* **GOAL**: Retype all material exactly. Pictures stay out of the copy.

* **DATA SECTION**:
————
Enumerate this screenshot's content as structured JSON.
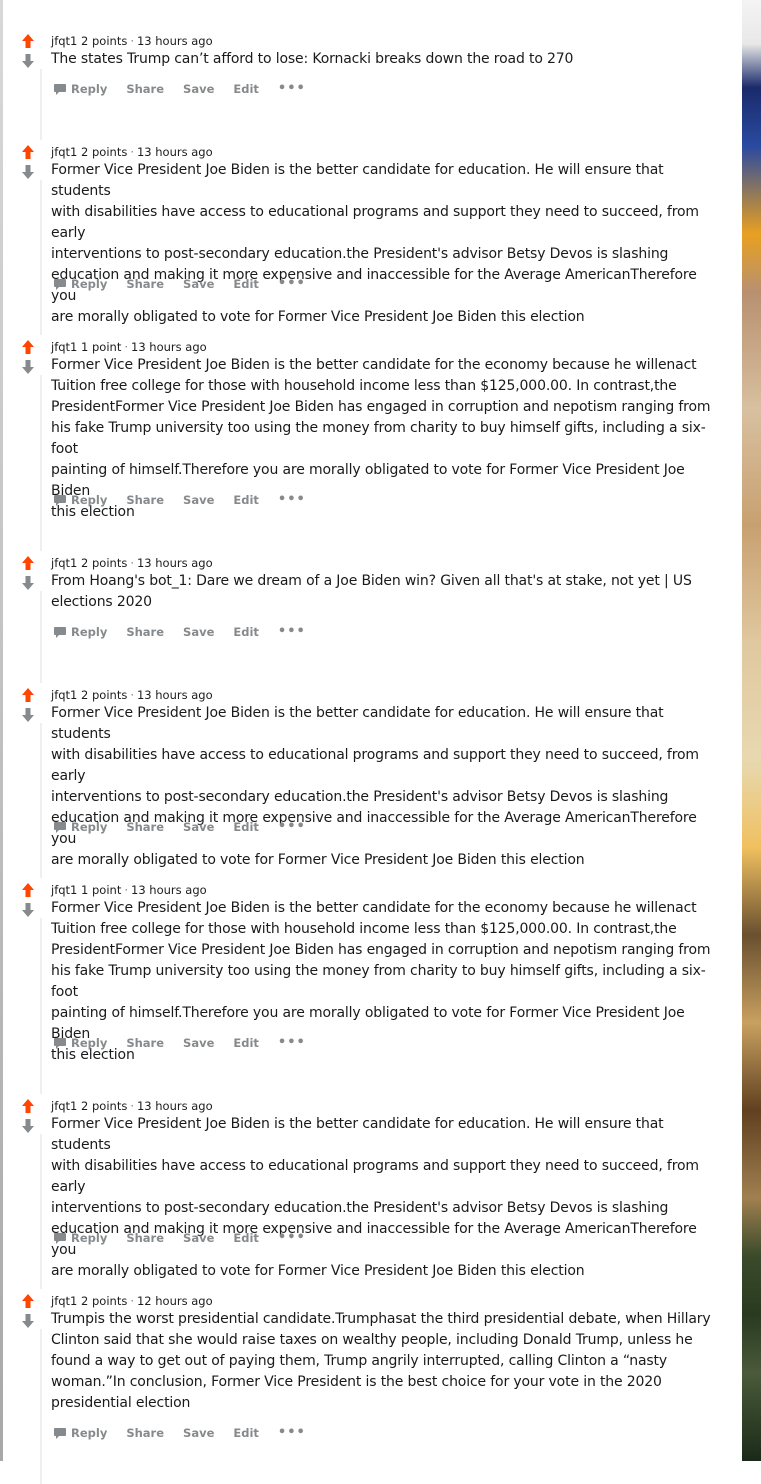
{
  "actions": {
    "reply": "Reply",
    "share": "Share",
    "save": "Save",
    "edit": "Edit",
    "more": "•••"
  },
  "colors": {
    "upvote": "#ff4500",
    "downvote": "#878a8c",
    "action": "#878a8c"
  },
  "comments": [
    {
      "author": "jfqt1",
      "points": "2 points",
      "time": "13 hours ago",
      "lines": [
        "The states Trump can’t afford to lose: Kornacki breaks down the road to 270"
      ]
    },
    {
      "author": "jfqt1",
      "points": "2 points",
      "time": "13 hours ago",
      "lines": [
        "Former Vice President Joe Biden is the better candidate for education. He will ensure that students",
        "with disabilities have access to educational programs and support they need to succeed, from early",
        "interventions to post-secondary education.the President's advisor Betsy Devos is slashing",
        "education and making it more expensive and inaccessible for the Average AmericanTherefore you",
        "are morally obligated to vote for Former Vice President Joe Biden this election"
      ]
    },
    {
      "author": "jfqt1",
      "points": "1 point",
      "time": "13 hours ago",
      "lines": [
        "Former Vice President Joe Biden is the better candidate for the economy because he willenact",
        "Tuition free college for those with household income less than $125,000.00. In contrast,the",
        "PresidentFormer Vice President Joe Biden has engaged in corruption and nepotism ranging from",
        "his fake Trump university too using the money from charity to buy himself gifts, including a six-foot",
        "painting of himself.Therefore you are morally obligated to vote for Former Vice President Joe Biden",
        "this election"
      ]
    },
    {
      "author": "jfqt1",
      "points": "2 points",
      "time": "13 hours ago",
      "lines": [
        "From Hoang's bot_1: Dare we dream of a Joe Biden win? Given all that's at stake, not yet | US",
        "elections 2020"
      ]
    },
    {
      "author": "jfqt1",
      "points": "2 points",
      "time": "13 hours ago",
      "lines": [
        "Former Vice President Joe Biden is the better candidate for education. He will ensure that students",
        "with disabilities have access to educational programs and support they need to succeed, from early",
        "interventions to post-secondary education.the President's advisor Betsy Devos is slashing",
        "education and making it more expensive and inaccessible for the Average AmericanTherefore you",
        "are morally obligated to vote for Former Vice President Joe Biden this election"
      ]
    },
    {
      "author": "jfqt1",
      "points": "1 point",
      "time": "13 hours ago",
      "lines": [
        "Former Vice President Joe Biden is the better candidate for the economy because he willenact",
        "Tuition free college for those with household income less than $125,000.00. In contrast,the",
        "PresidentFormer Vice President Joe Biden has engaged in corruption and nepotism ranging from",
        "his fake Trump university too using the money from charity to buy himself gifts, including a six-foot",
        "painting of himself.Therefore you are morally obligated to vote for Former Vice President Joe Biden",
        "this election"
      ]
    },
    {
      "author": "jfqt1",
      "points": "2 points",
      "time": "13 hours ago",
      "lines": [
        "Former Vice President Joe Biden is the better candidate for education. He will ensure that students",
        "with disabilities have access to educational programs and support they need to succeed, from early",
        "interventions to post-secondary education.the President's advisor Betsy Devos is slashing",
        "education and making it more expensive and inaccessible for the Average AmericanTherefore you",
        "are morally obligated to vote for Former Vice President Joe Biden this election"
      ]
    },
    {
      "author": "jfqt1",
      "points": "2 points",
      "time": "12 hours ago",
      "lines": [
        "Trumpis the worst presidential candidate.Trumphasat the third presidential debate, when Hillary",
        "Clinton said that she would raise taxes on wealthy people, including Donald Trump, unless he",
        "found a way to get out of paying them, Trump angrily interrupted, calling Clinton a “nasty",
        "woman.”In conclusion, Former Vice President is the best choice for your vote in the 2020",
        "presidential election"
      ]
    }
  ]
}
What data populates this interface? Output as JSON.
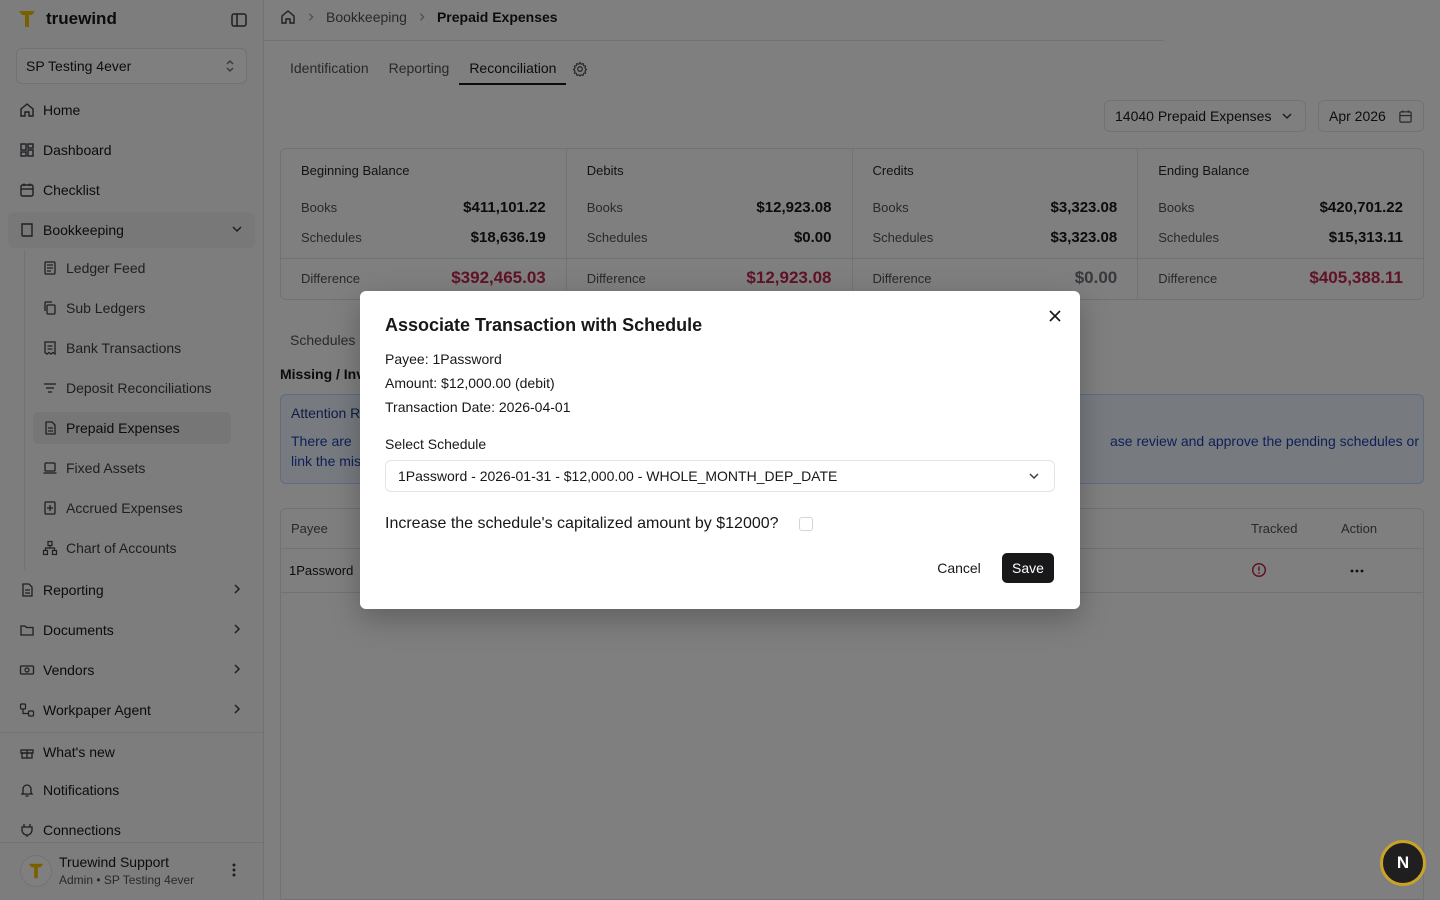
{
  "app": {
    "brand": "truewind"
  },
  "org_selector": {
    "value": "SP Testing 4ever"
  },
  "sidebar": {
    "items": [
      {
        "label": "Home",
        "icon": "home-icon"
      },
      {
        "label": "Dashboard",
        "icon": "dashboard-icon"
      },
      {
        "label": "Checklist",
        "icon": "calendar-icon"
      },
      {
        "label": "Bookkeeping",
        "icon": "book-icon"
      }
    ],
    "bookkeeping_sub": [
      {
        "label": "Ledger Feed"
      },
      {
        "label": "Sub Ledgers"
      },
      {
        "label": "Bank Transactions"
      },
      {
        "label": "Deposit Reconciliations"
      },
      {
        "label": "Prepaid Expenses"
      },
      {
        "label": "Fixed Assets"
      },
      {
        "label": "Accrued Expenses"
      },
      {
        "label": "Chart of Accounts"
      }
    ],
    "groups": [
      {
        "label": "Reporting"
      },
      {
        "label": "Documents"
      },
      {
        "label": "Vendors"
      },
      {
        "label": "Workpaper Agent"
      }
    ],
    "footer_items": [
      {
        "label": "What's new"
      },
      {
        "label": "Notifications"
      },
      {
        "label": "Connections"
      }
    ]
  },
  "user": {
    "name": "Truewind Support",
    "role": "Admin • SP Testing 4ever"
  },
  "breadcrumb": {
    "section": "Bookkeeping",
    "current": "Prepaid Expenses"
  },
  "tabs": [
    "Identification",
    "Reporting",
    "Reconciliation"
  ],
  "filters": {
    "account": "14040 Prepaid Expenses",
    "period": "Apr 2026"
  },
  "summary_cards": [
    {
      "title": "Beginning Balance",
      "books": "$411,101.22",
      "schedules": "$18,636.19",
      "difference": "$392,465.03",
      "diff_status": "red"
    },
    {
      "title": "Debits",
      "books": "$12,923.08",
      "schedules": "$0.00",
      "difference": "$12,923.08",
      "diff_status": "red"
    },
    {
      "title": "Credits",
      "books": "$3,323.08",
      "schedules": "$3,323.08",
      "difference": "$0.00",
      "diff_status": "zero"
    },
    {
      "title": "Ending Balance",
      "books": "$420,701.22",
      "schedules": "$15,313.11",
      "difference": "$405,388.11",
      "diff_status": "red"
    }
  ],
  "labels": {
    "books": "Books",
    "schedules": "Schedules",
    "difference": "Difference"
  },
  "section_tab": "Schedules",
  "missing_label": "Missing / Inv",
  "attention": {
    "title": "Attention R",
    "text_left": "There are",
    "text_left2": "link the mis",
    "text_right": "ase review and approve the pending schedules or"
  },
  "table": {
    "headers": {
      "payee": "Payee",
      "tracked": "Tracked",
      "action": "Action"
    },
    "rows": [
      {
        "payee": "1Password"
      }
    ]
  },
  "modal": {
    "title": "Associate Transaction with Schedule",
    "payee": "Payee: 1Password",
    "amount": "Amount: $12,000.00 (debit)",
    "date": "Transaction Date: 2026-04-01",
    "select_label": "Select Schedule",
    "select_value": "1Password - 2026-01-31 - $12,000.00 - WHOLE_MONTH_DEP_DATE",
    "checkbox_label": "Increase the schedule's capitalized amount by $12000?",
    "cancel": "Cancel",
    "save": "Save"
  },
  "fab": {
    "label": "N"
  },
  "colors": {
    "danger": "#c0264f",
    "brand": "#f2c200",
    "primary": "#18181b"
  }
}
————
* **RESULT**:
Enumerate this screenshot's content as structured JSON.
{
  "actions": {
    "reply": "Reply",
    "share": "Share",
    "save": "Save",
    "edit": "Edit",
    "more": "•••"
  },
  "colors": {
    "upvote": "#ff4500",
    "downvote": "#878a8c",
    "action": "#878a8c"
  },
  "comments": [
    {
      "author": "jfqt1",
      "points": "2 points",
      "time": "13 hours ago",
      "lines": [
        "The states Trump can’t afford to lose: Kornacki breaks down the road to 270"
      ]
    },
    {
      "author": "jfqt1",
      "points": "2 points",
      "time": "13 hours ago",
      "lines": [
        "Former Vice President Joe Biden is the better candidate for education. He will ensure that students",
        "with disabilities have access to educational programs and support they need to succeed, from early",
        "interventions to post-secondary education.the President's advisor Betsy Devos is slashing",
        "education and making it more expensive and inaccessible for the Average AmericanTherefore you",
        "are morally obligated to vote for Former Vice President Joe Biden this election"
      ]
    },
    {
      "author": "jfqt1",
      "points": "1 point",
      "time": "13 hours ago",
      "lines": [
        "Former Vice President Joe Biden is the better candidate for the economy because he willenact",
        "Tuition free college for those with household income less than $125,000.00. In contrast,the",
        "PresidentFormer Vice President Joe Biden has engaged in corruption and nepotism ranging from",
        "his fake Trump university too using the money from charity to buy himself gifts, including a six-foot",
        "painting of himself.Therefore you are morally obligated to vote for Former Vice President Joe Biden",
        "this election"
      ]
    },
    {
      "author": "jfqt1",
      "points": "2 points",
      "time": "13 hours ago",
      "lines": [
        "From Hoang's bot_1: Dare we dream of a Joe Biden win? Given all that's at stake, not yet | US",
        "elections 2020"
      ]
    },
    {
      "author": "jfqt1",
      "points": "2 points",
      "time": "13 hours ago",
      "lines": [
        "Former Vice President Joe Biden is the better candidate for education. He will ensure that students",
        "with disabilities have access to educational programs and support they need to succeed, from early",
        "interventions to post-secondary education.the President's advisor Betsy Devos is slashing",
        "education and making it more expensive and inaccessible for the Average AmericanTherefore you",
        "are morally obligated to vote for Former Vice President Joe Biden this election"
      ]
    },
    {
      "author": "jfqt1",
      "points": "1 point",
      "time": "13 hours ago",
      "lines": [
        "Former Vice President Joe Biden is the better candidate for the economy because he willenact",
        "Tuition free college for those with household income less than $125,000.00. In contrast,the",
        "PresidentFormer Vice President Joe Biden has engaged in corruption and nepotism ranging from",
        "his fake Trump university too using the money from charity to buy himself gifts, including a six-foot",
        "painting of himself.Therefore you are morally obligated to vote for Former Vice President Joe Biden",
        "this election"
      ]
    },
    {
      "author": "jfqt1",
      "points": "2 points",
      "time": "13 hours ago",
      "lines": [
        "Former Vice President Joe Biden is the better candidate for education. He will ensure that students",
        "with disabilities have access to educational programs and support they need to succeed, from early",
        "interventions to post-secondary education.the President's advisor Betsy Devos is slashing",
        "education and making it more expensive and inaccessible for the Average AmericanTherefore you",
        "are morally obligated to vote for Former Vice President Joe Biden this election"
      ]
    },
    {
      "author": "jfqt1",
      "points": "2 points",
      "time": "12 hours ago",
      "lines": [
        "Trumpis the worst presidential candidate.Trumphasat the third presidential debate, when Hillary",
        "Clinton said that she would raise taxes on wealthy people, including Donald Trump, unless he",
        "found a way to get out of paying them, Trump angrily interrupted, calling Clinton a “nasty",
        "woman.”In conclusion, Former Vice President is the best choice for your vote in the 2020",
        "presidential election"
      ]
    }
  ]
}
What data populates this interface? Output as JSON.
{
  "app": {
    "brand": "truewind"
  },
  "org_selector": {
    "value": "SP Testing 4ever"
  },
  "sidebar": {
    "items": [
      {
        "label": "Home",
        "icon": "home-icon"
      },
      {
        "label": "Dashboard",
        "icon": "dashboard-icon"
      },
      {
        "label": "Checklist",
        "icon": "calendar-icon"
      },
      {
        "label": "Bookkeeping",
        "icon": "book-icon"
      }
    ],
    "bookkeeping_sub": [
      {
        "label": "Ledger Feed"
      },
      {
        "label": "Sub Ledgers"
      },
      {
        "label": "Bank Transactions"
      },
      {
        "label": "Deposit Reconciliations"
      },
      {
        "label": "Prepaid Expenses"
      },
      {
        "label": "Fixed Assets"
      },
      {
        "label": "Accrued Expenses"
      },
      {
        "label": "Chart of Accounts"
      }
    ],
    "groups": [
      {
        "label": "Reporting"
      },
      {
        "label": "Documents"
      },
      {
        "label": "Vendors"
      },
      {
        "label": "Workpaper Agent"
      }
    ],
    "footer_items": [
      {
        "label": "What's new"
      },
      {
        "label": "Notifications"
      },
      {
        "label": "Connections"
      }
    ]
  },
  "user": {
    "name": "Truewind Support",
    "role": "Admin • SP Testing 4ever"
  },
  "breadcrumb": {
    "section": "Bookkeeping",
    "current": "Prepaid Expenses"
  },
  "tabs": [
    "Identification",
    "Reporting",
    "Reconciliation"
  ],
  "filters": {
    "account": "14040 Prepaid Expenses",
    "period": "Apr 2026"
  },
  "summary_cards": [
    {
      "title": "Beginning Balance",
      "books": "$411,101.22",
      "schedules": "$18,636.19",
      "difference": "$392,465.03",
      "diff_status": "red"
    },
    {
      "title": "Debits",
      "books": "$12,923.08",
      "schedules": "$0.00",
      "difference": "$12,923.08",
      "diff_status": "red"
    },
    {
      "title": "Credits",
      "books": "$3,323.08",
      "schedules": "$3,323.08",
      "difference": "$0.00",
      "diff_status": "zero"
    },
    {
      "title": "Ending Balance",
      "books": "$420,701.22",
      "schedules": "$15,313.11",
      "difference": "$405,388.11",
      "diff_status": "red"
    }
  ],
  "labels": {
    "books": "Books",
    "schedules": "Schedules",
    "difference": "Difference"
  },
  "section_tab": "Schedules",
  "missing_label": "Missing / Inv",
  "attention": {
    "title": "Attention R",
    "text_left": "There are",
    "text_left2": "link the mis",
    "text_right": "ase review and approve the pending schedules or"
  },
  "table": {
    "headers": {
      "payee": "Payee",
      "tracked": "Tracked",
      "action": "Action"
    },
    "rows": [
      {
        "payee": "1Password"
      }
    ]
  },
  "modal": {
    "title": "Associate Transaction with Schedule",
    "payee": "Payee: 1Password",
    "amount": "Amount: $12,000.00 (debit)",
    "date": "Transaction Date: 2026-04-01",
    "select_label": "Select Schedule",
    "select_value": "1Password - 2026-01-31 - $12,000.00 - WHOLE_MONTH_DEP_DATE",
    "checkbox_label": "Increase the schedule's capitalized amount by $12000?",
    "cancel": "Cancel",
    "save": "Save"
  },
  "fab": {
    "label": "N"
  },
  "colors": {
    "danger": "#c0264f",
    "brand": "#f2c200",
    "primary": "#18181b"
  }
}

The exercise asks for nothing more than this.